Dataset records
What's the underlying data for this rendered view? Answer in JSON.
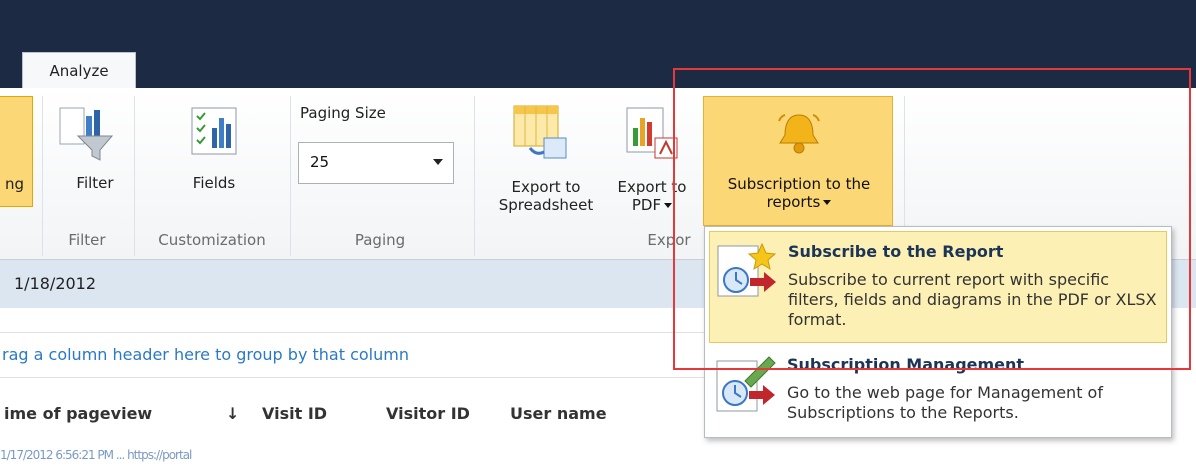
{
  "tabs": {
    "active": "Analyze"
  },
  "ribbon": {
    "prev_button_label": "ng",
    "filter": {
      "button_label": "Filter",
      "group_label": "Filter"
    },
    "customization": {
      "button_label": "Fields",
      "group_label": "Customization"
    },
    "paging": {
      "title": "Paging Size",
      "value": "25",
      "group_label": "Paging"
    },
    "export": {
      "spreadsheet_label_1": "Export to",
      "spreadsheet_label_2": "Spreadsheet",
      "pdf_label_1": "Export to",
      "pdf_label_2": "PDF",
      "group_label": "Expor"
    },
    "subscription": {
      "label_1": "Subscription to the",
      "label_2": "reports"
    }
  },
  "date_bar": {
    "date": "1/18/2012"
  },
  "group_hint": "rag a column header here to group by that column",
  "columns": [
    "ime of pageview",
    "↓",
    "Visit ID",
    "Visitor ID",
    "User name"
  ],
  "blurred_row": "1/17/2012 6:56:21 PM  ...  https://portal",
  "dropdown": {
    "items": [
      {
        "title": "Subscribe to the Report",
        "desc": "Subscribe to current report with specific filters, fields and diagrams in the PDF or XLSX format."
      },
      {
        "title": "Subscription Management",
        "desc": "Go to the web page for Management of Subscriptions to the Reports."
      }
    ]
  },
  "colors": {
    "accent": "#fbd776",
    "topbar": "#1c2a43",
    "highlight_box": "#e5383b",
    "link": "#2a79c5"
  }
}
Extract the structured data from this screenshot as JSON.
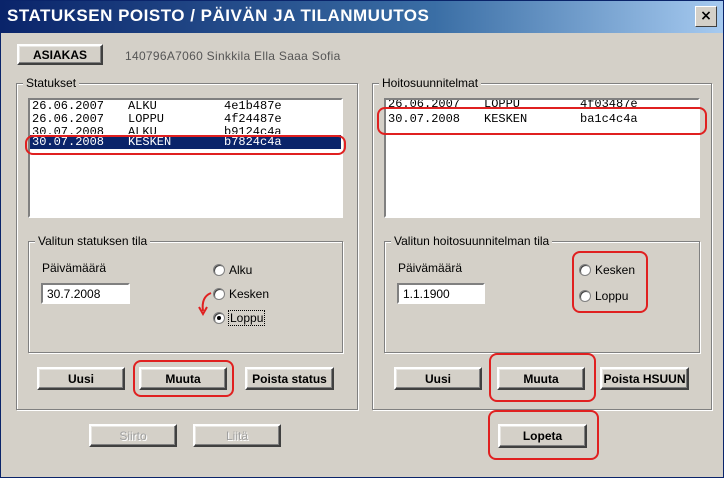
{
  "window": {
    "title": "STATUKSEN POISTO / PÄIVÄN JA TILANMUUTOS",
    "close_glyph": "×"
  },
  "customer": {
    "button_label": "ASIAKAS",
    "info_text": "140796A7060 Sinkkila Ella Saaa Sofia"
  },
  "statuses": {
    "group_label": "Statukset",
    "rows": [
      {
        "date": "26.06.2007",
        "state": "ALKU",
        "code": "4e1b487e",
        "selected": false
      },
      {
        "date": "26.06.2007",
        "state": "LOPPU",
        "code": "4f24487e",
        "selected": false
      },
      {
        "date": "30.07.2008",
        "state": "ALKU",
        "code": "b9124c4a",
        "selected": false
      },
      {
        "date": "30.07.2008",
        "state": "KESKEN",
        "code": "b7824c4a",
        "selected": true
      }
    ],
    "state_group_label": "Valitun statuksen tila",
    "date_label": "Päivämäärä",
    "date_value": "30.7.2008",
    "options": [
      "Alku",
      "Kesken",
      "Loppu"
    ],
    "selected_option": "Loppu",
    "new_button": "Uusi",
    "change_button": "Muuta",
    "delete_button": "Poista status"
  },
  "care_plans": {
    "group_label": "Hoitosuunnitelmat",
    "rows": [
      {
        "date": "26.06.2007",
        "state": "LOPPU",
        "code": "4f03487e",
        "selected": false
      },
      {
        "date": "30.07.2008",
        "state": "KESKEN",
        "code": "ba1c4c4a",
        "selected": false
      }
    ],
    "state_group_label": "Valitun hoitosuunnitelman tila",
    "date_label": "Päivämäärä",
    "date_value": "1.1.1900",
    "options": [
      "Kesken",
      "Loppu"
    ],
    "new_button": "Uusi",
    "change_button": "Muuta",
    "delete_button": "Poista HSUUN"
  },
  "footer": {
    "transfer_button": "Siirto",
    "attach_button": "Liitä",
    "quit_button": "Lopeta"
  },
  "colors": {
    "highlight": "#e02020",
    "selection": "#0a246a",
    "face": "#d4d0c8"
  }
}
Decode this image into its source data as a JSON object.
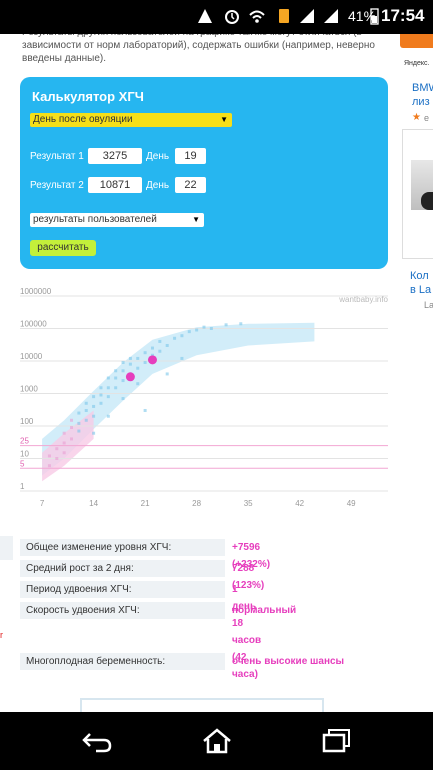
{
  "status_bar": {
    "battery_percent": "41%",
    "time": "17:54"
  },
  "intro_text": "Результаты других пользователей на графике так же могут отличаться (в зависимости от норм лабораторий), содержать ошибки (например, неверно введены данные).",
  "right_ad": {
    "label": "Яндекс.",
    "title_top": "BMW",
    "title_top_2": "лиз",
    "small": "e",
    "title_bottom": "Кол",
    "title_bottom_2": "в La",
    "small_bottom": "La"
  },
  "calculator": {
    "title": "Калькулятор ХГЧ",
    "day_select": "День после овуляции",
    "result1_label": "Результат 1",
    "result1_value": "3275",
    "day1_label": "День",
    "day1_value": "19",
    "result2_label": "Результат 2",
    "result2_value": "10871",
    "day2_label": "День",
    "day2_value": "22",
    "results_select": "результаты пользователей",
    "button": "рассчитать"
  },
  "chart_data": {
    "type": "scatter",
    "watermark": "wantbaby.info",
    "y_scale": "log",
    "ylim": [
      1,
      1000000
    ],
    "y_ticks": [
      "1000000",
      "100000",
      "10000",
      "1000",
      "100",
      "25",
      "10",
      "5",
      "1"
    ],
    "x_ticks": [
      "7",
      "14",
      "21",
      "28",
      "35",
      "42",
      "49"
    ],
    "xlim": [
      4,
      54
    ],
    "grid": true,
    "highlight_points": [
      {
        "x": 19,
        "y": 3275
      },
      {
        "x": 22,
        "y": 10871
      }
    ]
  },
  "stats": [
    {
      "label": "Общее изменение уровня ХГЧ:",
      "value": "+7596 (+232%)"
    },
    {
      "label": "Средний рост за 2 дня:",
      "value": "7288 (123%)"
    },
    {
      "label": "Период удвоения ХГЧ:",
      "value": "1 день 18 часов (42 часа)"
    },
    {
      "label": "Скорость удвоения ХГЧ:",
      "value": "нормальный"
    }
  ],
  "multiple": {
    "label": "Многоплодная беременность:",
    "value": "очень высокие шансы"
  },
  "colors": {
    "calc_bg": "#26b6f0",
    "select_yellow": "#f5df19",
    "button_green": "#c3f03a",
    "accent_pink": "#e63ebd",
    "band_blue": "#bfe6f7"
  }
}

(Direction)
Among the entries above, how many lines hold the string "Poista"? Respond with nothing but the number.

(Response below)
2